BEGIN RECORD EXTRACTS

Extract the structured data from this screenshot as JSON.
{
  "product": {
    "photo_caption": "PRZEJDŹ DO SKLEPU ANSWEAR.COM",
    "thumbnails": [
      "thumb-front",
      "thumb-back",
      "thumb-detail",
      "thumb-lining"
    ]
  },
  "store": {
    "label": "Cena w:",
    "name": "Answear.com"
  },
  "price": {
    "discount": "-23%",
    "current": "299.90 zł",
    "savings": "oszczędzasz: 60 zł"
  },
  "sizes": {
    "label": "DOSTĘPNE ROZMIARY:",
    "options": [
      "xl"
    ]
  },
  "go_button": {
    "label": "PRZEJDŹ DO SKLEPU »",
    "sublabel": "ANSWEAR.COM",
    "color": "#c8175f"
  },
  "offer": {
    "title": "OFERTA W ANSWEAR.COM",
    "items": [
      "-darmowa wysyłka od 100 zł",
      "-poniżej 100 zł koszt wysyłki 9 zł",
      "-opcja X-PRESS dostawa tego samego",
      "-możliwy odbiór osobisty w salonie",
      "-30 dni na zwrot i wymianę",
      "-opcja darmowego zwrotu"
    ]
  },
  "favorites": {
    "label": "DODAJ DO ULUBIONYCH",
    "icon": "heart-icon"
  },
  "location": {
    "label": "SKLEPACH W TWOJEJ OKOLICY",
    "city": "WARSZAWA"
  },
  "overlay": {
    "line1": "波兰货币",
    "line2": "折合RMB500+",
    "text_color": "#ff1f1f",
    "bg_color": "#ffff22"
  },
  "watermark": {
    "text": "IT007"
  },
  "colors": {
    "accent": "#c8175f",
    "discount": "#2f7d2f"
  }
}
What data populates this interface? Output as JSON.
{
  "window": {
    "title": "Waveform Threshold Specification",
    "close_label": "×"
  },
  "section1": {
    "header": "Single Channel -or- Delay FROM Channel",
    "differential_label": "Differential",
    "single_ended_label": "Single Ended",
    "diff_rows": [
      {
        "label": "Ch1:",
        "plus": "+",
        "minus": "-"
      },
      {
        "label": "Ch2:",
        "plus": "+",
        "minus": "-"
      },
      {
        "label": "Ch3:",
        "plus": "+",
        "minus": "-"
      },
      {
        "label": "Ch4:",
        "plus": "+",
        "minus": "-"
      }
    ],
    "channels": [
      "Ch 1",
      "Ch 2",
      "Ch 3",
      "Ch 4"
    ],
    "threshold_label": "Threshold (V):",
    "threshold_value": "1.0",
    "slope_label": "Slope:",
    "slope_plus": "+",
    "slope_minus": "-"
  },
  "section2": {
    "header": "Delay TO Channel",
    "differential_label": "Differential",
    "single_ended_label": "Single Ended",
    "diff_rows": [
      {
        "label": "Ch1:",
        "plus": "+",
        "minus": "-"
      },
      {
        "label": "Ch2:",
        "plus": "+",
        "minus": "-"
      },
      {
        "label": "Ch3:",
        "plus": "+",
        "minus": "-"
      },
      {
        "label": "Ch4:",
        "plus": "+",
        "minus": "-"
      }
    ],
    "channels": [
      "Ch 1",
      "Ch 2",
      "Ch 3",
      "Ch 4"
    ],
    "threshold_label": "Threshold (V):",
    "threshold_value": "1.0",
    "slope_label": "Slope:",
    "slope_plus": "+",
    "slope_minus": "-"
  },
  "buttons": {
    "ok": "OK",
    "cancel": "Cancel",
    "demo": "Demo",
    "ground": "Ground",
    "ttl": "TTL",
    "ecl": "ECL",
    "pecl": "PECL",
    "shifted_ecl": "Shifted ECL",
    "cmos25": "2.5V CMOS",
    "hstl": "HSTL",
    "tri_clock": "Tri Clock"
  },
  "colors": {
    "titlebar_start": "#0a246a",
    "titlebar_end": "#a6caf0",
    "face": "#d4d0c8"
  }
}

END RECORD EXTRACTS
BEGIN RECORD EXTRACTS

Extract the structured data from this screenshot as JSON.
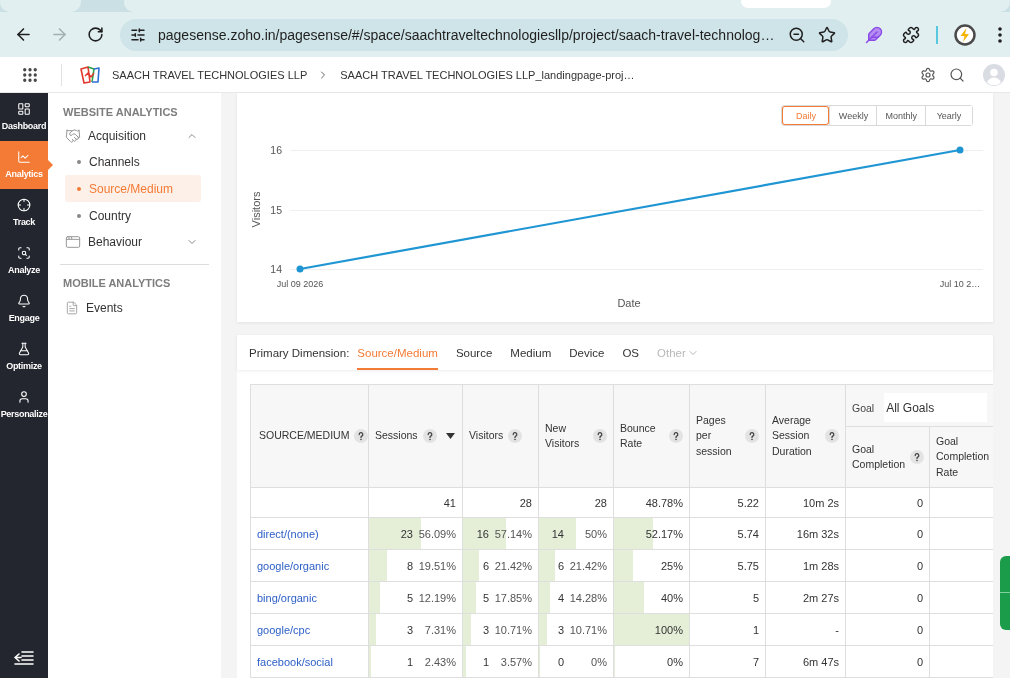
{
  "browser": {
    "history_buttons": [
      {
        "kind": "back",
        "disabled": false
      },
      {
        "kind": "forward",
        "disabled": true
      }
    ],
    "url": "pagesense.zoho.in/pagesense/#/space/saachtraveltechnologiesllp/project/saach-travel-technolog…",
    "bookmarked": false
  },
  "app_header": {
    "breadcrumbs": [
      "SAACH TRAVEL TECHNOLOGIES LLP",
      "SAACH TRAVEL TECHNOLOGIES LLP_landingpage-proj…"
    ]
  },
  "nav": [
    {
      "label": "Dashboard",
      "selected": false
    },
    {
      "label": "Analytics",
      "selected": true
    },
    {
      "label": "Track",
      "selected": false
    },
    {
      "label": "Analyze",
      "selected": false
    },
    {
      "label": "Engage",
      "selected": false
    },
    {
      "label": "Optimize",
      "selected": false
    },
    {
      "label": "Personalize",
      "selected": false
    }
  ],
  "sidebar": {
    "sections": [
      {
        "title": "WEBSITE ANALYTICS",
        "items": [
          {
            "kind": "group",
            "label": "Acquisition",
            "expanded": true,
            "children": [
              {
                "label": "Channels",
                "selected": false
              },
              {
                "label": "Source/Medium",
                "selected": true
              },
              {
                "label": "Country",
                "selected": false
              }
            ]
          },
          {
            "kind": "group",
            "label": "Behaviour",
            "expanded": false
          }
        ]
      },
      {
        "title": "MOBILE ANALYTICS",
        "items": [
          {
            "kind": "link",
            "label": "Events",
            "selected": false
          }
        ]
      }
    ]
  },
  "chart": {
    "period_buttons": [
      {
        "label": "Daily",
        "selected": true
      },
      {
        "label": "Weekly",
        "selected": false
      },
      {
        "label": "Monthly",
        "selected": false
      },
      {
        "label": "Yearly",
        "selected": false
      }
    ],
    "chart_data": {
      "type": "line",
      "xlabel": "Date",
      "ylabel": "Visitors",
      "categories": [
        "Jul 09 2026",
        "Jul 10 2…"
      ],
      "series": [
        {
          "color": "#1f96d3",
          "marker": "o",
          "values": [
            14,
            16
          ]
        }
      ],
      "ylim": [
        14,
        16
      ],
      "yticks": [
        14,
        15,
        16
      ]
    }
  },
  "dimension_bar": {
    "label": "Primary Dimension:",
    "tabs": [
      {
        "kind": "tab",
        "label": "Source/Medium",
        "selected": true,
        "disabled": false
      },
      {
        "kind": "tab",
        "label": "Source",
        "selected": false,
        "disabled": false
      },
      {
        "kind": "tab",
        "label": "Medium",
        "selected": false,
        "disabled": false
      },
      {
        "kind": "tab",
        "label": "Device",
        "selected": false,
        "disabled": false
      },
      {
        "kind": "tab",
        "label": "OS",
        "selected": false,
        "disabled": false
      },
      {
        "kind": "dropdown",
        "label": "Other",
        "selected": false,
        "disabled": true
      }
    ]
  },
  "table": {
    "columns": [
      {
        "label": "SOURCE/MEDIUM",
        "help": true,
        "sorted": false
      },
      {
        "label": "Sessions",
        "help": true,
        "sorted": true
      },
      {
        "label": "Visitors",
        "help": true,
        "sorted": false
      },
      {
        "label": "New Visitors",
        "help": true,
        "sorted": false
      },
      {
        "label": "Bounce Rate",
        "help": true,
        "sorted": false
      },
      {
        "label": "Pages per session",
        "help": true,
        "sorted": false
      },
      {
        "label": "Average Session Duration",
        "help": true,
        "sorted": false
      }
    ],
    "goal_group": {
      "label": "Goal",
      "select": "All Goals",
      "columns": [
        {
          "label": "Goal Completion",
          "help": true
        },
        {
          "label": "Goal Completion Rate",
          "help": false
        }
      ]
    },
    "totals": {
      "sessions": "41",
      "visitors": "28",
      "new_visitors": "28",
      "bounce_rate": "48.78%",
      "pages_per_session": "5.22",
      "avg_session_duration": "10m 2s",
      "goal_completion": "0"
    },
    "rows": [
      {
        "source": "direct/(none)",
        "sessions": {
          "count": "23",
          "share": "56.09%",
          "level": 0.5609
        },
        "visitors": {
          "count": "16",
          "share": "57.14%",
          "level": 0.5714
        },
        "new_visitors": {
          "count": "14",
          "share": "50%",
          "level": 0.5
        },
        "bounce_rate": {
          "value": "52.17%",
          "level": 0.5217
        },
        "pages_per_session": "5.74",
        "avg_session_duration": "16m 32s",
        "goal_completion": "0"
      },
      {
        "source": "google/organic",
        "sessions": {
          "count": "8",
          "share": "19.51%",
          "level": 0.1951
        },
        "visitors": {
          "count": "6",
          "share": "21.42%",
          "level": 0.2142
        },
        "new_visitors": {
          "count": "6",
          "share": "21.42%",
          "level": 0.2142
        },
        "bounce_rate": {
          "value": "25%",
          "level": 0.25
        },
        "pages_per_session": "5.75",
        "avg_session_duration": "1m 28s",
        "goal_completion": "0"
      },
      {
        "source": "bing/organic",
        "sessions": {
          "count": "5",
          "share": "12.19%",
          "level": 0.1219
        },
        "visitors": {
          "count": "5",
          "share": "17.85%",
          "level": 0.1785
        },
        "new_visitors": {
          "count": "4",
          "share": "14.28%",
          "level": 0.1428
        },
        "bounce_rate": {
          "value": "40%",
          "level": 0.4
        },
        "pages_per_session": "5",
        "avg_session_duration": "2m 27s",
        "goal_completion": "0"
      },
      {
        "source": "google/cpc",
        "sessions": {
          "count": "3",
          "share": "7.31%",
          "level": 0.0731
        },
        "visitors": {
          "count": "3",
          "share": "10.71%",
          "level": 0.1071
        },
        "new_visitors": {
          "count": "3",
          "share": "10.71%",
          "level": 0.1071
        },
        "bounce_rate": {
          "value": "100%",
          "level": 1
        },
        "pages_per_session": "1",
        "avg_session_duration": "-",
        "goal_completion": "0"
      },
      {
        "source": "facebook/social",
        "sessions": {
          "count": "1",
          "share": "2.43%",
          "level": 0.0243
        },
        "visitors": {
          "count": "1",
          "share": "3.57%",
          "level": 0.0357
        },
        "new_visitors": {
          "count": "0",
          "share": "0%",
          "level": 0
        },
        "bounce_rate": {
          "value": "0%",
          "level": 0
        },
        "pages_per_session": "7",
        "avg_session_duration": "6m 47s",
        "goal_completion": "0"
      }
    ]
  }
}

END RECORD EXTRACTS
BEGIN RECORD EXTRACTS

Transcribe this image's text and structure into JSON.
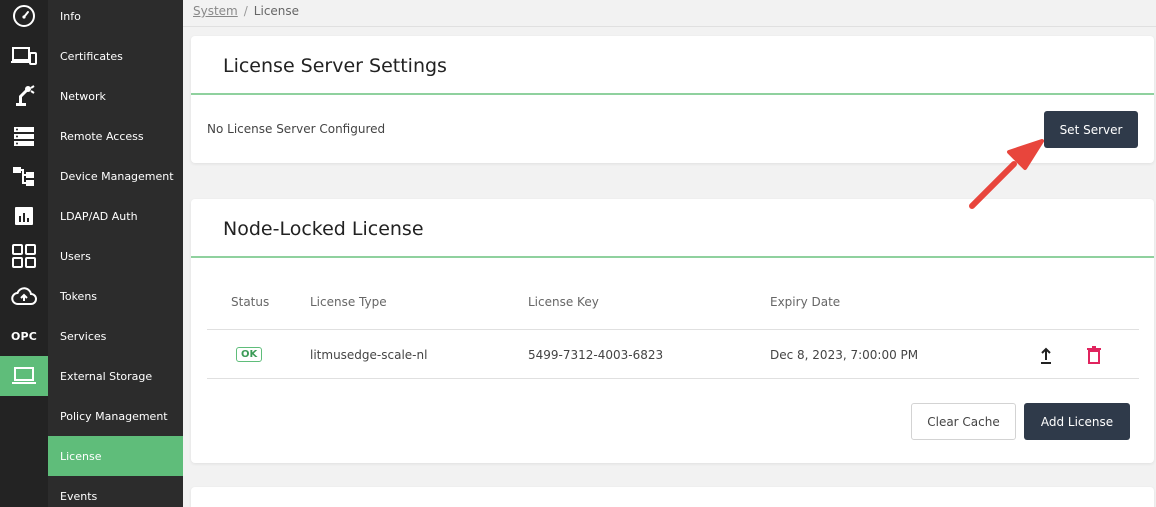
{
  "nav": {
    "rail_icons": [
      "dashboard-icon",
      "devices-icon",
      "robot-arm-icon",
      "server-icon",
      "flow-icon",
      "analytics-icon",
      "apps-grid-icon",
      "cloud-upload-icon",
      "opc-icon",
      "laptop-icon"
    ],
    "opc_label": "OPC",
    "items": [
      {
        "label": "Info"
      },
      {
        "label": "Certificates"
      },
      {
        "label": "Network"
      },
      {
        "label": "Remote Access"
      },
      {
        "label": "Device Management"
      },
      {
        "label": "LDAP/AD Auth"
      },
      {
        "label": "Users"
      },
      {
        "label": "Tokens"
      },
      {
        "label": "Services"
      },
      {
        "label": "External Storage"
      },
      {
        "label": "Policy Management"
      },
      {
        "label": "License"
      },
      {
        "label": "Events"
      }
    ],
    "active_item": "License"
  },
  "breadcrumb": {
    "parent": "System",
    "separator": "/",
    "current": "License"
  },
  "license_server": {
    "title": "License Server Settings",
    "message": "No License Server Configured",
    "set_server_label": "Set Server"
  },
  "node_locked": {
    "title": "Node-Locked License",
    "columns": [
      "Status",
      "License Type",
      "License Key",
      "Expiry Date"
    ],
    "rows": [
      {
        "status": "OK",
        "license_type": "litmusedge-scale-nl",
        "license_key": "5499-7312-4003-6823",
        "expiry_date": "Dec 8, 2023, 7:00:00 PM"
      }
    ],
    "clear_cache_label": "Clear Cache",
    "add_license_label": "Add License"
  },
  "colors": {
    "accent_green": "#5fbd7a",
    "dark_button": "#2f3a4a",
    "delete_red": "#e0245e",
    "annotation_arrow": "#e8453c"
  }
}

END RECORD EXTRACTS

From the listing above, pick out each line where the word "organic" appears.

TASK SOLUTION:
        "source": "google/organic",
        "source": "bing/organic",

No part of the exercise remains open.